■ **WRITTEN EXERCISE**
From the Brexit security text below, extract the portion that opens with the words containing "Amber Rudd, the" and closes with "negotiated after Brexit.", copied word for word.

■ **GIVEN PASSAGE**
— START —

Amber Rudd, the home
secretary, insisted that “no threat” was being issued by the UK
and that trade and security talks were separate, but added that
security cooperation was a reality of EU membership and would need to
be negotiated after Brexit.
“If you look at
something like Europol, we are the largest contributor to Europol. So
if we left Europol, then we would take our information – this is in
the legislation – with us. The fact is, the European partners want
us to keep our information there, because we keep other European
countries safe as well,” Rudd said.
In response to the
claims of blackmail, and to Merkel’s comments about the timing of
talks, a government source said that this was the “start of a
negotiation” so it was no surprise that people were taking tough
positions.
Tim Farron, the Lib
Dem leader, said the hint that security issues could be wrapped
together with trade talks read like a “blatant threat” to
withdraw cooperation if the EU failed to offer a good enough trade
deal.

— END —

■ **SUPPLIED DATA**

— START —

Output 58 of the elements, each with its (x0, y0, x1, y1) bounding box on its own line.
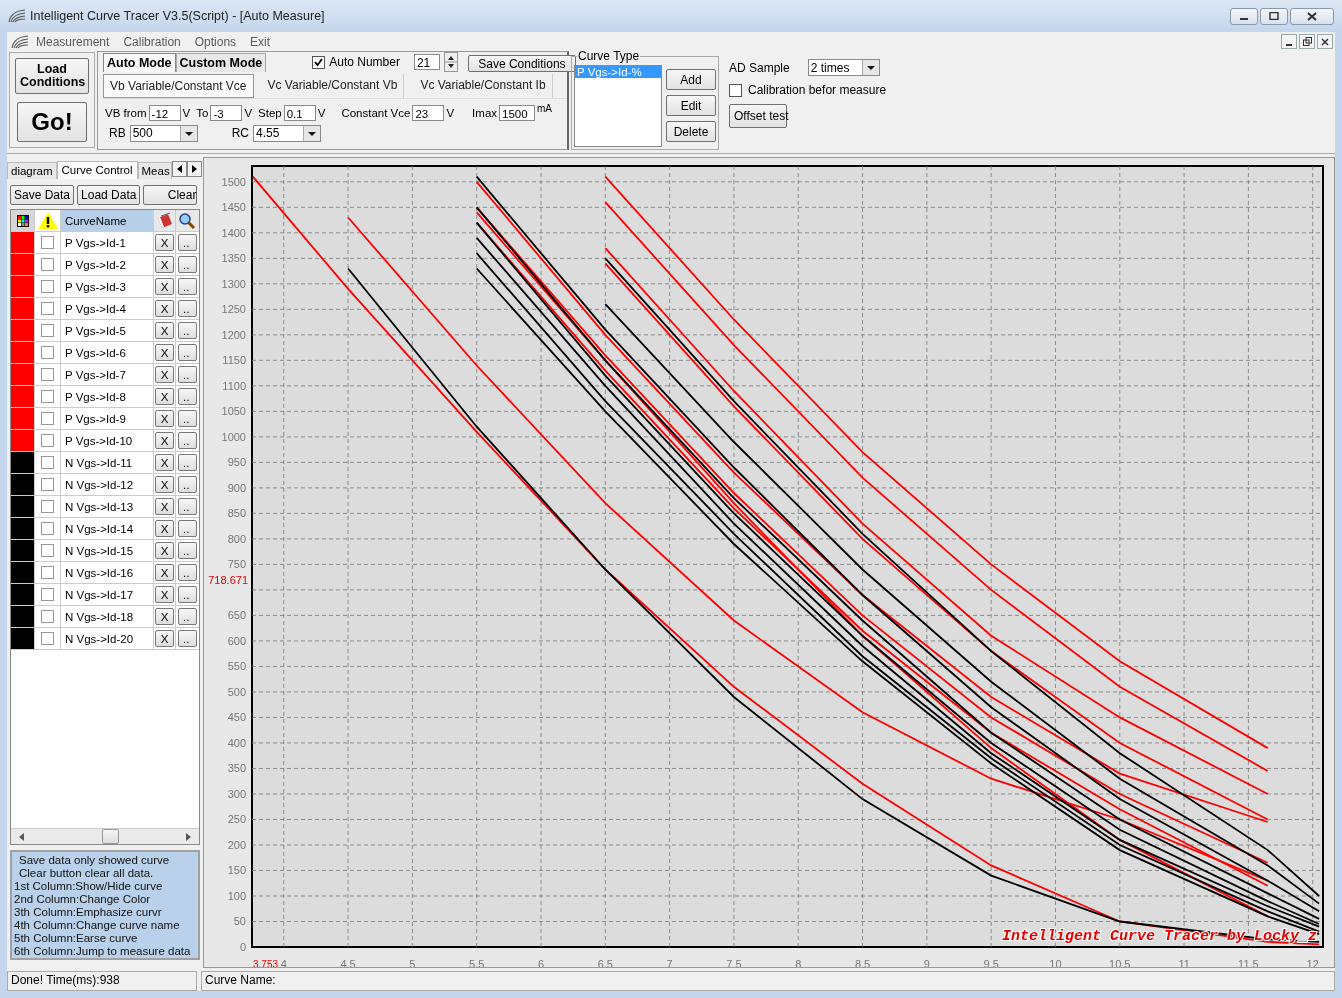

— END —

■ **ANSWER TO THE PROBLEM**
Amber Rudd, the home
secretary, insisted that “no threat” was being issued by the UK
and that trade and security talks were separate, but added that
security cooperation was a reality of EU membership and would need to
be negotiated after Brexit.